§ **Annotated region listings**:
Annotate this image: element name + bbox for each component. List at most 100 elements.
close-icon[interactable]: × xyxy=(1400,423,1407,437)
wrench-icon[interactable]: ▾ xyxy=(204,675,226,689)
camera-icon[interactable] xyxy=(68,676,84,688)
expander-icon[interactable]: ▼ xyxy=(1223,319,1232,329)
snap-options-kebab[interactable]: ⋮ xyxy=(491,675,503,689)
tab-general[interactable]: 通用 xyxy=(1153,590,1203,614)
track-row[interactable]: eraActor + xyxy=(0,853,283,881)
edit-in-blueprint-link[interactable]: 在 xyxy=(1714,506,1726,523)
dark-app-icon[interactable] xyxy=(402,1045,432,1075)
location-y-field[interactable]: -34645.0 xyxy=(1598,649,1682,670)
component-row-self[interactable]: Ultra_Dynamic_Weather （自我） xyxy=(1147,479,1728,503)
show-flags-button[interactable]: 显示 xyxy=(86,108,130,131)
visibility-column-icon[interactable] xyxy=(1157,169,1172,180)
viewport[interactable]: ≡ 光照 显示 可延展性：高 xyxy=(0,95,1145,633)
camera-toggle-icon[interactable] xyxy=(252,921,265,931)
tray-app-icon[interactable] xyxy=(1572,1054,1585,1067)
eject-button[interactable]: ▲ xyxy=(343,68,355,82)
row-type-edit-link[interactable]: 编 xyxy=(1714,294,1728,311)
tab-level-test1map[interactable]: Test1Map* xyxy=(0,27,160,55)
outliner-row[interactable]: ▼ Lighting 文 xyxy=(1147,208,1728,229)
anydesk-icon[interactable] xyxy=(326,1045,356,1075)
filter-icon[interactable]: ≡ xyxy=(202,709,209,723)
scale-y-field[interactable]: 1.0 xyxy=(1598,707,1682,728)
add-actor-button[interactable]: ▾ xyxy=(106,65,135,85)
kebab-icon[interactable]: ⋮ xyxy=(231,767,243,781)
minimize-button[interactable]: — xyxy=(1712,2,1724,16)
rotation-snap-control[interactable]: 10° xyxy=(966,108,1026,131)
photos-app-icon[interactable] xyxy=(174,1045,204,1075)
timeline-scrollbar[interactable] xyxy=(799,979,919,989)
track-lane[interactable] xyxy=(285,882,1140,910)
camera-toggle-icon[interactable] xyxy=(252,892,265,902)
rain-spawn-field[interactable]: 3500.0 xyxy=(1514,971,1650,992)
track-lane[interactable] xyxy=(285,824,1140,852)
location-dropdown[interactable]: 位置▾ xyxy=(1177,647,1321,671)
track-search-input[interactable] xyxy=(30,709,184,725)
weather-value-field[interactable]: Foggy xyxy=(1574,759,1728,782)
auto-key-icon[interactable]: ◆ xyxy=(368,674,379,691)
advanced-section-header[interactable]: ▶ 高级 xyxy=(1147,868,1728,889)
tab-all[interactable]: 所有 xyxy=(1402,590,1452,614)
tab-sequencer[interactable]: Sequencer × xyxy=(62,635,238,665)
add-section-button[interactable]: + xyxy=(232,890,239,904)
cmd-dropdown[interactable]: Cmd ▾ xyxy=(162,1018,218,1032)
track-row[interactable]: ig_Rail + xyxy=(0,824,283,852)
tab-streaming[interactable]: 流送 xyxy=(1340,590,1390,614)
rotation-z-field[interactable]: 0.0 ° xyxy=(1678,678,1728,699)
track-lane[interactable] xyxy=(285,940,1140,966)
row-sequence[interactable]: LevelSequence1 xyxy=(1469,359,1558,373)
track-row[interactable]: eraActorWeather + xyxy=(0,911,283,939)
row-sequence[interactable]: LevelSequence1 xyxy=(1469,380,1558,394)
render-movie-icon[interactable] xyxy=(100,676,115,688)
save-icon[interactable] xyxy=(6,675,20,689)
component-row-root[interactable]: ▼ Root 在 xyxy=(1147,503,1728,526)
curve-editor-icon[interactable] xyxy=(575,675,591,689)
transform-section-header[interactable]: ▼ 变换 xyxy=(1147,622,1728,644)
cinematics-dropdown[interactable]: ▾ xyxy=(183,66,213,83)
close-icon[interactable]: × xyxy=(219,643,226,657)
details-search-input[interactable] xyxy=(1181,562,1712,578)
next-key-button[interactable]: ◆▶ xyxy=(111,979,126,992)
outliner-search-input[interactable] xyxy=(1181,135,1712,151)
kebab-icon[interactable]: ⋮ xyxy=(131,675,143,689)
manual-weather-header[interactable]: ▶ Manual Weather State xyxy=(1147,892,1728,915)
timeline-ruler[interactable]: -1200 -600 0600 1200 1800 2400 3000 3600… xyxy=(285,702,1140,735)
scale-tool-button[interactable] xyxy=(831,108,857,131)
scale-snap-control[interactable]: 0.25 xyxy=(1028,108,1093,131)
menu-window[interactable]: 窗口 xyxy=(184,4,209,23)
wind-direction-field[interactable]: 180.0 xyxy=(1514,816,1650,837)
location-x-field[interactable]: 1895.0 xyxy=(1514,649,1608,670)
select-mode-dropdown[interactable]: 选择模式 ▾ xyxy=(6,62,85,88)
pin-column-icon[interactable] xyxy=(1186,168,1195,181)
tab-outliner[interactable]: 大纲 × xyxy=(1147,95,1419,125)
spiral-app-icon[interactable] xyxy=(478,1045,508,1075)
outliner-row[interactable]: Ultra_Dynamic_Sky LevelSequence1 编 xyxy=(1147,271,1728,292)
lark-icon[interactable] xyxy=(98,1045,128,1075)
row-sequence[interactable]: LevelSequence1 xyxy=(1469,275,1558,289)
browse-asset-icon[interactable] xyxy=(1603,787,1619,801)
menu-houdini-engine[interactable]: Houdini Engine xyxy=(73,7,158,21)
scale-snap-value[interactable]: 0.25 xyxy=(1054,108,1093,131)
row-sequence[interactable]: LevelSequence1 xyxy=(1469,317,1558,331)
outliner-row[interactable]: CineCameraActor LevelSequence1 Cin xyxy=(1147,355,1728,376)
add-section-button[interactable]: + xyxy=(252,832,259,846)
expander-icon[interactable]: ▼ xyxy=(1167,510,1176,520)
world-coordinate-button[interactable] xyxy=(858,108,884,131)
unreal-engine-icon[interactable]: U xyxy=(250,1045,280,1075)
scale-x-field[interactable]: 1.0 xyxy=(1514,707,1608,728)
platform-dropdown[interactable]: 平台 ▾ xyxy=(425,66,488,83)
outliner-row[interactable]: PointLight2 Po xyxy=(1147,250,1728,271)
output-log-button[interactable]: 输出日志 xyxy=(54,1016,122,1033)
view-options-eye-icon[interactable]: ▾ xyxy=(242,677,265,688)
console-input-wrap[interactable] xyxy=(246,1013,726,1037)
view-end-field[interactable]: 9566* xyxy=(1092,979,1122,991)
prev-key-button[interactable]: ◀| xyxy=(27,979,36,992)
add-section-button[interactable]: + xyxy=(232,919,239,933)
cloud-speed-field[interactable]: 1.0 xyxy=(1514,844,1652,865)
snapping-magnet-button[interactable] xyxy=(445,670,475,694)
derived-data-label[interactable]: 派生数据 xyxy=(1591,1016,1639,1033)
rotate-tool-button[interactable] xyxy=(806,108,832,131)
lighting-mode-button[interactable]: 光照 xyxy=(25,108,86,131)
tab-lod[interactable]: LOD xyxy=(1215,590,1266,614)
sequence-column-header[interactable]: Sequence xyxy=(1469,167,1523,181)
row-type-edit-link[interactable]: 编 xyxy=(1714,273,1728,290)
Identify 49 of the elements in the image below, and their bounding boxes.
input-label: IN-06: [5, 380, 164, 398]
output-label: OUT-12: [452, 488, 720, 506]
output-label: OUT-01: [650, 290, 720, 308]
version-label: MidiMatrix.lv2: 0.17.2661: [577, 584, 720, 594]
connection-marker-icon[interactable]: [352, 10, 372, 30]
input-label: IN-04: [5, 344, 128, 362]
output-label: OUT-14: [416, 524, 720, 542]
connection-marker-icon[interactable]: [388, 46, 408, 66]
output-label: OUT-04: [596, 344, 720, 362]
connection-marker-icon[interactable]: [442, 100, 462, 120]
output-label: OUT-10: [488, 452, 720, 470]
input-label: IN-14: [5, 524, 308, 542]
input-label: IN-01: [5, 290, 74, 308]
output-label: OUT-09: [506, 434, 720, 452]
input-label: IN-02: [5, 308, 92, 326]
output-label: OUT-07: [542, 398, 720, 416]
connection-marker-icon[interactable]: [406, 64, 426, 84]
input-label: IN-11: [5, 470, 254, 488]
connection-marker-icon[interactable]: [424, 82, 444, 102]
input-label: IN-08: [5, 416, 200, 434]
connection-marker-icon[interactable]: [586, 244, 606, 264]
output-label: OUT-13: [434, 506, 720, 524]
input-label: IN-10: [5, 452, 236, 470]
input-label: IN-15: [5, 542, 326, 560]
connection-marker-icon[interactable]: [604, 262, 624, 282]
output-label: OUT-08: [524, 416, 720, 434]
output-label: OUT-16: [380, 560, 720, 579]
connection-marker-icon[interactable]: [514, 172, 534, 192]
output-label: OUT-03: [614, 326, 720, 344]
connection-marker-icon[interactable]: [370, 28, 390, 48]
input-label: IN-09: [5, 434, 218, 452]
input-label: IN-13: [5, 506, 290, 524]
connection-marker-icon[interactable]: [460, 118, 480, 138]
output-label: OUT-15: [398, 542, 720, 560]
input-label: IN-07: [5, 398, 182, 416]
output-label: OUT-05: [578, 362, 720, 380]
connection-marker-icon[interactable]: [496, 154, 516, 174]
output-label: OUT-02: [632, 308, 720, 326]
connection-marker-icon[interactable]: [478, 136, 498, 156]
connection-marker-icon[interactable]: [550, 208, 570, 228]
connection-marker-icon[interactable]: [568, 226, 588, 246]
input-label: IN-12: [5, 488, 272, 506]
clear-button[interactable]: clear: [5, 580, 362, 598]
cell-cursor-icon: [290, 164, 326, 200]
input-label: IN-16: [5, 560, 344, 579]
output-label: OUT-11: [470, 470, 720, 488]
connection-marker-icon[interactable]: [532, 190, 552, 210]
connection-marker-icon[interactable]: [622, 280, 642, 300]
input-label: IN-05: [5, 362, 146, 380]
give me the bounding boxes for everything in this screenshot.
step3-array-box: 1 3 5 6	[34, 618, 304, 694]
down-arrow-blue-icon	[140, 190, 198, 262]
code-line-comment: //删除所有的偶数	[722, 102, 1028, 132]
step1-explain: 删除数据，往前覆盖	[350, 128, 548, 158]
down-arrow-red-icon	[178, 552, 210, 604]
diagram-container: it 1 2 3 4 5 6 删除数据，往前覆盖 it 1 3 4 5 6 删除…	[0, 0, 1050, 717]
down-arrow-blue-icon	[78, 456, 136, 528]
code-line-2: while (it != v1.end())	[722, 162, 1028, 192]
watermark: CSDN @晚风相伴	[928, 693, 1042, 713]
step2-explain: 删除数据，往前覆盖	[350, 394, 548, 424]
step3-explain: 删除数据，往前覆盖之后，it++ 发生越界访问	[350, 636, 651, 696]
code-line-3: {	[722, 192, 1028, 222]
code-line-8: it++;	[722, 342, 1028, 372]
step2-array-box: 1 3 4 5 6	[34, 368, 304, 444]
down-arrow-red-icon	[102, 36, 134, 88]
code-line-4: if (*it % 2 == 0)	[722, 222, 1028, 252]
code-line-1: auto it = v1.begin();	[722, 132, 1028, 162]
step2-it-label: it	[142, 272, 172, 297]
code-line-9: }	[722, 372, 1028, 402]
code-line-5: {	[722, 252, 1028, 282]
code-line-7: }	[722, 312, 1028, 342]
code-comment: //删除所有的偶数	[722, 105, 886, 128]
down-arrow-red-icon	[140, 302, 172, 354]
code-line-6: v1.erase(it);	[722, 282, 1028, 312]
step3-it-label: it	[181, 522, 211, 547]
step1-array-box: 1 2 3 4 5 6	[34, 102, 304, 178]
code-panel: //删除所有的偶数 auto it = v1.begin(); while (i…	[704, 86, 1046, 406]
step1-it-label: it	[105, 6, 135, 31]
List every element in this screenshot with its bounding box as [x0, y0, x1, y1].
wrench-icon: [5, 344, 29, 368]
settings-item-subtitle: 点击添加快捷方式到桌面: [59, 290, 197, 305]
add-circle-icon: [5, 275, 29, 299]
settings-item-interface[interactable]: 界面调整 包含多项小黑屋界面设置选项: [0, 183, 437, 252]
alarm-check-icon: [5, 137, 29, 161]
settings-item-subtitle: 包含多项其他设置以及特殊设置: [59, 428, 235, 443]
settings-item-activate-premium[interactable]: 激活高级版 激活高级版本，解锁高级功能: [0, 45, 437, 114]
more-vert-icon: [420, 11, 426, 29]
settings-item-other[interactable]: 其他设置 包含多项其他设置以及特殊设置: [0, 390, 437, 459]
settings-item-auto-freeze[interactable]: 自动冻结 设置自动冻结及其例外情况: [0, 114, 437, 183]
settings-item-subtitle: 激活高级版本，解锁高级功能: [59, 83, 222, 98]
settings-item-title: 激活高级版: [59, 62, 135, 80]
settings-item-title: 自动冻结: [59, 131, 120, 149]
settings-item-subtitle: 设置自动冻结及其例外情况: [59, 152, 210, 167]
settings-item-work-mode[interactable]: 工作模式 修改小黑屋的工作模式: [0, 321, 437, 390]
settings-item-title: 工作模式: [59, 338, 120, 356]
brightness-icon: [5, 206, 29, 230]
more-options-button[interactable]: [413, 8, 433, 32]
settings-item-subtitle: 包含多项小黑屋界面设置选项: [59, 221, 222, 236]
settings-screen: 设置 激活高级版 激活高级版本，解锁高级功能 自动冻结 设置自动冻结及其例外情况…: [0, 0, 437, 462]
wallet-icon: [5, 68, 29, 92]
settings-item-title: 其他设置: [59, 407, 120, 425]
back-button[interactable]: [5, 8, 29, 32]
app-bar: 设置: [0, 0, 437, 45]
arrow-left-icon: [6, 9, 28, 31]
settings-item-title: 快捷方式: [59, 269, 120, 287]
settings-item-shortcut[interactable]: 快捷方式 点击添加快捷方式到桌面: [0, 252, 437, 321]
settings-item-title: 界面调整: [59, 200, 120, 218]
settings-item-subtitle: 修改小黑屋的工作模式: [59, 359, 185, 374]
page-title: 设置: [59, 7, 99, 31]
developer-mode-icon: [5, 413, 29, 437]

§ **What you will do**: Starting at the first line and ending at the line that contains "kebab-icon[interactable]: ⋮ xyxy=(231,767,243,781)", lay out those lines as a Markdown table with the columns Row and Line, leaving out any blank lines.

§ **The output**:
| Row | Line |
|---|---|
| 1 | Annotate this image: element name + bbox for each component. List at most 100 elements. |
| 2 | close-icon[interactable]: × xyxy=(1400,423,1407,437) |
| 3 | wrench-icon[interactable]: ▾ xyxy=(204,675,226,689) |
| 4 | camera-icon[interactable] xyxy=(68,676,84,688) |
| 5 | expander-icon[interactable]: ▼ xyxy=(1223,319,1232,329) |
| 6 | snap-options-kebab[interactable]: ⋮ xyxy=(491,675,503,689) |
| 7 | tab-general[interactable]: 通用 xyxy=(1153,590,1203,614) |
| 8 | track-row[interactable]: eraActor + xyxy=(0,853,283,881) |
| 9 | edit-in-blueprint-link[interactable]: 在 xyxy=(1714,506,1726,523) |
| 10 | dark-app-icon[interactable] xyxy=(402,1045,432,1075) |
| 11 | location-y-field[interactable]: -34645.0 xyxy=(1598,649,1682,670) |
| 12 | component-row-self[interactable]: Ultra_Dynamic_Weather （自我） xyxy=(1147,479,1728,503) |
| 13 | show-flags-button[interactable]: 显示 xyxy=(86,108,130,131) |
| 14 | visibility-column-icon[interactable] xyxy=(1157,169,1172,180) |
| 15 | viewport[interactable]: ≡ 光照 显示 可延展性：高 xyxy=(0,95,1145,633) |
| 16 | camera-toggle-icon[interactable] xyxy=(252,921,265,931) |
| 17 | tray-app-icon[interactable] xyxy=(1572,1054,1585,1067) |
| 18 | eject-button[interactable]: ▲ xyxy=(343,68,355,82) |
| 19 | row-type-edit-link[interactable]: 编 xyxy=(1714,294,1728,311) |
| 20 | tab-level-test1map[interactable]: Test1Map* xyxy=(0,27,160,55) |
| 21 | outliner-row[interactable]: ▼ Lighting 文 xyxy=(1147,208,1728,229) |
| 22 | anydesk-icon[interactable] xyxy=(326,1045,356,1075) |
| 23 | filter-icon[interactable]: ≡ xyxy=(202,709,209,723) |
| 24 | scale-y-field[interactable]: 1.0 xyxy=(1598,707,1682,728) |
| 25 | add-actor-button[interactable]: ▾ xyxy=(106,65,135,85) |
| 26 | kebab-icon[interactable]: ⋮ xyxy=(231,767,243,781) |